>> Begin SOURCE EXCERPT

China is not alone in its maritime ambitions. Turkey has clashed with Cyprus and stoked tensions with Greece and Israel over natural-gas fields that lie under the eastern Mediterranean. Several powers, including Russia, Canada and the United States, are eagerly circling the Arctic, where melting polar ice is opening up new shipping routes and the tantalizing possibility of vast oil and gas deposits beneath.
“This hunt for resources is going to consume large bodies of water around the world for at least the next couple of decades,” Mrs. Clinton said in a recent interview, describing a global competition that sounds like a watery Great Game.
Such tensions are sure to shadow President Obama this week, as he meets with leaders from China and other Asian countries in Honolulu and on the Indonesian island of Bali. Administration officials said they expected all sides to tamp down disagreements, though that won’t mask the coming conflicts.
“Underlying all of this is the recognition that an increasing share of oil resources is offshore,” said Daniel Yergin, an energy expert and author of a new book, “The Quest: Energy, Security, and the Remaking of the Modern World.” “When you have energy resources on land,” he said, “you know where things stand. When they’re offshore, things can get murkier.”

>> End SOURCE EXCERPT
>> Begin EXCERPTED RECORDS

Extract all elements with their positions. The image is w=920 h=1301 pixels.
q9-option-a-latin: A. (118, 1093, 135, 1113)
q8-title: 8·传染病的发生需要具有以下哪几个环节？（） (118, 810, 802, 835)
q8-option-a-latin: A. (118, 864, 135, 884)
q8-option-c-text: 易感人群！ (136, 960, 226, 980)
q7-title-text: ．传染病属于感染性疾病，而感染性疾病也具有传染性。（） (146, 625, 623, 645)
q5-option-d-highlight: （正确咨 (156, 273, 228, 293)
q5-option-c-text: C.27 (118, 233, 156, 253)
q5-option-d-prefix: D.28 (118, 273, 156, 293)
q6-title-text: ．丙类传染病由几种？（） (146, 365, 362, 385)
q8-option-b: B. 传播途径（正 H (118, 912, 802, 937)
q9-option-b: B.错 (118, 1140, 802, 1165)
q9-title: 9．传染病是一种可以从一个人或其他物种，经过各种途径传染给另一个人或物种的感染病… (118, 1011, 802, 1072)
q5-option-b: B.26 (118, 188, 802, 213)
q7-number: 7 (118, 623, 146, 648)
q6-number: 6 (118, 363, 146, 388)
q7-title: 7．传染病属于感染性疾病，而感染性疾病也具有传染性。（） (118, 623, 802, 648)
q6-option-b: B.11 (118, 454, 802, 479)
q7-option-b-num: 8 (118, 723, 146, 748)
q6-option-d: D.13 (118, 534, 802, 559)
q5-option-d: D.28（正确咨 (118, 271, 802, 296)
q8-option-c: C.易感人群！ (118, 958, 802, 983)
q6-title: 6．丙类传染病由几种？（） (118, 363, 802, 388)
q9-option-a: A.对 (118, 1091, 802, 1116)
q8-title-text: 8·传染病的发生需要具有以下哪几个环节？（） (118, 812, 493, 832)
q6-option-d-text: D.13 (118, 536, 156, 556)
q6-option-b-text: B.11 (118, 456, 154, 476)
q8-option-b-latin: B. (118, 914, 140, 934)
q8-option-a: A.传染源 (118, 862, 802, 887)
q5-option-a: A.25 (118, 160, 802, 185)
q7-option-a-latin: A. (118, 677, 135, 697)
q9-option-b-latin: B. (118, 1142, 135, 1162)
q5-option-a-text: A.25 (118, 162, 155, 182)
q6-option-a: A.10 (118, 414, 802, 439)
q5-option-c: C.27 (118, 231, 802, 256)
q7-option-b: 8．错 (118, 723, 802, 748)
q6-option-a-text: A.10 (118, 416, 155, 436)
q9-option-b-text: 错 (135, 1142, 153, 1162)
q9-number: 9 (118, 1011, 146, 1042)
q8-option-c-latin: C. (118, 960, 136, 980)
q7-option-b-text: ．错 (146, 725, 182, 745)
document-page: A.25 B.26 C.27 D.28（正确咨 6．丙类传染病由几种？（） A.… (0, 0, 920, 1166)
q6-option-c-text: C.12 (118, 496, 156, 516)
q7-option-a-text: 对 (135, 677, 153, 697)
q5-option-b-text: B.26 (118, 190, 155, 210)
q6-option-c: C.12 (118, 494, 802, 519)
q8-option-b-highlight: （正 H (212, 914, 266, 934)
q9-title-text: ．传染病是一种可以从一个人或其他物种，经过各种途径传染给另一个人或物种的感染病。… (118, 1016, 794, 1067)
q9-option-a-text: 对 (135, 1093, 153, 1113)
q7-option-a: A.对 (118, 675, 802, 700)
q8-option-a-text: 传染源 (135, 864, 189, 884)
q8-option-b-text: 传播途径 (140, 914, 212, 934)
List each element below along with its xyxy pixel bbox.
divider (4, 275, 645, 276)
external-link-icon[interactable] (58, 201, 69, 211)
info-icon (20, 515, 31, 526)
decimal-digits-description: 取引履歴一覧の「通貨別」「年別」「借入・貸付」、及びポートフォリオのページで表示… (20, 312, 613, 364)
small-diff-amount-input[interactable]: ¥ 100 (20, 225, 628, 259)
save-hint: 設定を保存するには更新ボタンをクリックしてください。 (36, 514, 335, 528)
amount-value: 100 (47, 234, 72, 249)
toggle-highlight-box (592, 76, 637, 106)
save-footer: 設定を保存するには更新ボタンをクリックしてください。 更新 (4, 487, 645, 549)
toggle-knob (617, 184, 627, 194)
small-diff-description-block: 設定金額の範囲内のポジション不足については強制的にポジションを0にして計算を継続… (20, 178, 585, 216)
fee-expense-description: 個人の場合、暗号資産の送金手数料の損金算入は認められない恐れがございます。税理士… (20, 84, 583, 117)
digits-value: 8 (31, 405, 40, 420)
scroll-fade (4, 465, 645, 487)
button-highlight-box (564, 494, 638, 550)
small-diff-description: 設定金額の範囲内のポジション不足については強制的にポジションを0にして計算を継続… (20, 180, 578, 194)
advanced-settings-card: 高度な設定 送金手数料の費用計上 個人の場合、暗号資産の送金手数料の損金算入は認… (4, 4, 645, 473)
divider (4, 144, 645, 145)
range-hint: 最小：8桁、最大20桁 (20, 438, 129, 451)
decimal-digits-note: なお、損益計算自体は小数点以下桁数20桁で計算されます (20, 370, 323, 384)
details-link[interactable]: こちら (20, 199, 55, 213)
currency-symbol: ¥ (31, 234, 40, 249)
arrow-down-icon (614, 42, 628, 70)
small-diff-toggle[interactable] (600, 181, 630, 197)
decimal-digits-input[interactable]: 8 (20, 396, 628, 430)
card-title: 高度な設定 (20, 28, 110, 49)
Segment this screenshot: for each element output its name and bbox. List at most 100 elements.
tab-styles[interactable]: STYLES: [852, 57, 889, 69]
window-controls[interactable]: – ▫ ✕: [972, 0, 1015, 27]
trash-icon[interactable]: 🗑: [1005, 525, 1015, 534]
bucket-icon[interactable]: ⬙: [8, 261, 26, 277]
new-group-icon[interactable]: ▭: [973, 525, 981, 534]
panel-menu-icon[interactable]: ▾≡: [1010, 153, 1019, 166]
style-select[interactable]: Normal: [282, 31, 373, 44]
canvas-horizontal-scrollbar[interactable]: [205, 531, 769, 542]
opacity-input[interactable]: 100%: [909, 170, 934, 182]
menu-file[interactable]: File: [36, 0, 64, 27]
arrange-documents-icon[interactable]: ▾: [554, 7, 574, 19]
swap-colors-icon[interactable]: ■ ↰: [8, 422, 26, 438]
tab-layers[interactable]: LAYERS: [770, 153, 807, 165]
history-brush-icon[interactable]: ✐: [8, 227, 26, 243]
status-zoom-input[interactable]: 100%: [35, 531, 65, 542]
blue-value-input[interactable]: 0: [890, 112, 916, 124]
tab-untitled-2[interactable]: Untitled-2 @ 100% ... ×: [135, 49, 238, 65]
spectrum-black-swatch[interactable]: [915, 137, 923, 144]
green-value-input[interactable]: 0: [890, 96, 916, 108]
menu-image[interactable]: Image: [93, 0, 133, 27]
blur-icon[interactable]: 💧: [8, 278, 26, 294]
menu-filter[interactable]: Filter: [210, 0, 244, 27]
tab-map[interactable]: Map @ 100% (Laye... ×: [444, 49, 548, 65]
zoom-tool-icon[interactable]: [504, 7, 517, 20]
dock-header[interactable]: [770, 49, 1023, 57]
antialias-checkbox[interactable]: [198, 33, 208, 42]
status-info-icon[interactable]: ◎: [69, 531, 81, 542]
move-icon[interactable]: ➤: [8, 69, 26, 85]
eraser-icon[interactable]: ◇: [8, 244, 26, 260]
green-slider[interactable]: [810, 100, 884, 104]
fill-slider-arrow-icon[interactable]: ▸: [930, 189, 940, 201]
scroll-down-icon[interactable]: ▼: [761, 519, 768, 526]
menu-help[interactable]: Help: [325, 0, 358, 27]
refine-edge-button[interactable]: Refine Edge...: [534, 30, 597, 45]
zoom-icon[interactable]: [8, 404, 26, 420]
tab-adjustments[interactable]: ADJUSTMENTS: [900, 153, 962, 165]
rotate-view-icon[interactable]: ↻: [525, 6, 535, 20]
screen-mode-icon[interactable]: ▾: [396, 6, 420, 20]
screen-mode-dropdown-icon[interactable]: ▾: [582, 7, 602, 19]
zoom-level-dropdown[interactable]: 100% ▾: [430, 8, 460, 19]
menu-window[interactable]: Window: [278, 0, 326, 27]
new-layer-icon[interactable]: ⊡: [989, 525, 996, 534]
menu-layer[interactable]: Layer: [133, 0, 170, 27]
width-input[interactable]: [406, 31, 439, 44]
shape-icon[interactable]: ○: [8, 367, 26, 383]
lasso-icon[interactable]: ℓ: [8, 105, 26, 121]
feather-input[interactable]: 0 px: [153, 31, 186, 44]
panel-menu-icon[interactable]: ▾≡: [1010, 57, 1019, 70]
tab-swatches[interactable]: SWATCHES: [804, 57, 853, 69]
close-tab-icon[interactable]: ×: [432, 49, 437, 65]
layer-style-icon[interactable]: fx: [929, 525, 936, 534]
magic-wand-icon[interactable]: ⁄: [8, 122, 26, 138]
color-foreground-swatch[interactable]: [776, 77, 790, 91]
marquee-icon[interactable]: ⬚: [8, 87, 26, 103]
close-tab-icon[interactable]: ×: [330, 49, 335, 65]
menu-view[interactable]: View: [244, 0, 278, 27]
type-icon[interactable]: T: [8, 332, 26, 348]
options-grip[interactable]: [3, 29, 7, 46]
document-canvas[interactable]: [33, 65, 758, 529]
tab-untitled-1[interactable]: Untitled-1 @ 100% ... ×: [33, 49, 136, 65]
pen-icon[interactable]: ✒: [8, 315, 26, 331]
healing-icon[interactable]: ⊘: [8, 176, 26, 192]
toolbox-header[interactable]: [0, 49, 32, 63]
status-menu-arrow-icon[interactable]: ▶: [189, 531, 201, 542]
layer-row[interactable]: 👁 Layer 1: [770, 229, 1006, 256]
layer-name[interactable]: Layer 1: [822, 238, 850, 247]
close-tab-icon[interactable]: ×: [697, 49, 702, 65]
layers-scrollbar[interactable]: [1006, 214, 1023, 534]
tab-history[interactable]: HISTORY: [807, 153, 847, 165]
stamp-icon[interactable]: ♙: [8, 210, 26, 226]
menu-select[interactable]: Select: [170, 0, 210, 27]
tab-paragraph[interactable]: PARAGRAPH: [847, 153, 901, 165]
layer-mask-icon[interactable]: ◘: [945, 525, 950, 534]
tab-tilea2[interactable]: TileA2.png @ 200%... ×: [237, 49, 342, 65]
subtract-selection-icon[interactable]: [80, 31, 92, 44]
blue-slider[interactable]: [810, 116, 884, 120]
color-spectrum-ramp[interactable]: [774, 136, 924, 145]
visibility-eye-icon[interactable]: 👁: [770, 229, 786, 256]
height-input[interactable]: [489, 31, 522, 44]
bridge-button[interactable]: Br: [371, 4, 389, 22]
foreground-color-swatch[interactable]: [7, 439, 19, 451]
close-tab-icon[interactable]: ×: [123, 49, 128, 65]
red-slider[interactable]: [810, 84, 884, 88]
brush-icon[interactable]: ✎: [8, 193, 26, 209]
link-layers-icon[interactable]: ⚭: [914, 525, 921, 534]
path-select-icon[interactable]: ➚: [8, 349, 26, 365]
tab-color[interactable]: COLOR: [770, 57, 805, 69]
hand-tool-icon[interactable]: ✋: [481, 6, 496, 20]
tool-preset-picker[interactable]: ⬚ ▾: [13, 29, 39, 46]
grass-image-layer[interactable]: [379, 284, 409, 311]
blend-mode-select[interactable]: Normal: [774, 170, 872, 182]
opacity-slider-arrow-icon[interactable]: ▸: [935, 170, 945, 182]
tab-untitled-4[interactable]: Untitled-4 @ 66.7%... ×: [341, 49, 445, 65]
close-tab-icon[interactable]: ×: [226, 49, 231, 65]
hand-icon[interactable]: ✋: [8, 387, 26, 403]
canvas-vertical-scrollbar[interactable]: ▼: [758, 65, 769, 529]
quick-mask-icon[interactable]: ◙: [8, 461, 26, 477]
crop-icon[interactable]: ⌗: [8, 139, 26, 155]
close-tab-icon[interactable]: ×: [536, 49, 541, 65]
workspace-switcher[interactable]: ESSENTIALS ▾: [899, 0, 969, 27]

>> End EXCERPTED RECORDS

■ WHAT NEEDS TO BE DONE: In the excerpt on competition for offshore resources, where is President Obama meeting leaders from China and other Asian countries this week?

■ TASK RESPONSE: In Honolulu and on the Indonesian island of Bali.